▸ **Instructions for the task**
In the article on the band Flexihead below, find the passage that begins with the words "Flexihead are awesome, simply" and ends with "develop as metamorphosise.". Write that passage out word for word.

▸ **Reading text**
◆ ◆ ◆ ◆ ◆ ◆ ◆
- Music
- 20 Sep 02
They came out of Ballyfermot Rock School,now they are capable of rocking the world! Gerry Mc Govern talks to a band who had the good sense to think of a name that was made for headlines.....flexihead!
LETTERKENNY. It's dark. The band go on stage. Plug in. The crowd look wary. Then there's a shuffle as someone races onto the dance floor and flays about like he's trying to catch the fly who just shat in his pint. A day at the races. A night in the zoo. Time to party as Letterkenny goes orgasmic.
"There were people getting up on tables, diving off tables, jumping up on stage . . . The amount of times the mic stand was knocked over . . . Me pedal was falling off the stage, leads were pulled out and me going 'oh shit!' Ducking down to plug them back in. We got invited to an art exhibition that day and the fella who had the exhibition was there, 'cause it was the opening of his . . . And he was out of his face. At the end of the gig there was blood all over him. He cut his chest and his nose was pumping blood. It was mad. A great gig. We really enjoyed it."
Flexihead are awesome, simply fucking awesome The first time I saw them I thought, yeah, there's something here. The second time, I was thinking, this band is intense, different. The third time I didn't think much . . . at all. In the cosy, intimate Attic, in front of no more than thirty people, I experienced one of the best gigs of my life. Let me repeat, Flexihead are awesome, awesome. In each performance they didn't so much develop as metamorphosise.
Dublin hasn't noticed them much yet. But down the country, from Meath to Donegal, the culchies have smelled something meaty, something worth biting into. Flexihead talk about how they love playing down the country, about how the people go to gigs there to enjoy themselves and let go, in contrast to Dublin, where leather jackets come to gigs wearing bodies.
◆ ◆ ◆ ◆ ◆ ◆ ◆
▸ **Data records**
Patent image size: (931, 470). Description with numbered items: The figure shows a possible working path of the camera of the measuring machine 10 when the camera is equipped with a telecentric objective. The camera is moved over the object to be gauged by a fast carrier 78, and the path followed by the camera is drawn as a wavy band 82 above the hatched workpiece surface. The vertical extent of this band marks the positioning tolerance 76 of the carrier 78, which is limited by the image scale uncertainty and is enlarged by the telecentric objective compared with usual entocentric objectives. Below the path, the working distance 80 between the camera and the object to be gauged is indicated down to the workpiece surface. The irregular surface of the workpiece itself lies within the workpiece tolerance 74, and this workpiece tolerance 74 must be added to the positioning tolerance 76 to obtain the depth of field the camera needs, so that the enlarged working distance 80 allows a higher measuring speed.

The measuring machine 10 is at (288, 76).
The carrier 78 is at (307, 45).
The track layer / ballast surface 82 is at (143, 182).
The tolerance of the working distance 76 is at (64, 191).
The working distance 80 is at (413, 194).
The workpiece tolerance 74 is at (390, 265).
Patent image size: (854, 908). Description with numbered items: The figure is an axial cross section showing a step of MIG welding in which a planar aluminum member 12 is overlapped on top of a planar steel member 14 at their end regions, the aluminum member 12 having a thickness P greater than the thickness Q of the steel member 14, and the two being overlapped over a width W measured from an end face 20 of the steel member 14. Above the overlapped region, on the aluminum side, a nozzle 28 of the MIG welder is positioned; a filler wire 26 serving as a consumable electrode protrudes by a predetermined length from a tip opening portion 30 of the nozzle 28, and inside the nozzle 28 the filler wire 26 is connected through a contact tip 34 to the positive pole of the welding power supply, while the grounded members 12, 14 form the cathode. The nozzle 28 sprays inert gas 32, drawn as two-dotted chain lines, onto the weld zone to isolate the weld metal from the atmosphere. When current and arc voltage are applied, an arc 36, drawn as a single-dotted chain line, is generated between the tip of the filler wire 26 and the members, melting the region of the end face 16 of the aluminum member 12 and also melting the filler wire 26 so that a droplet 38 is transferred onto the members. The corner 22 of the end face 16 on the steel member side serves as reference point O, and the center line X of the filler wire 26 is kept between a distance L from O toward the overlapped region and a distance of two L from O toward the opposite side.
◆ ◆ ◆ ◆ ◆ ◆ ◆
▸ **Answer**
Flexihead are awesome, simply fucking awesome The first time I saw them I thought, yeah, there's something here. The second time, I was thinking, this band is intense, different. The third time I didn't think much . . . at all. In the cosy, intimate Attic, in front of no more than thirty people, I experienced one of the best gigs of my life. Let me repeat, Flexihead are awesome, awesome. In each performance they didn't so much develop as metamorphosise.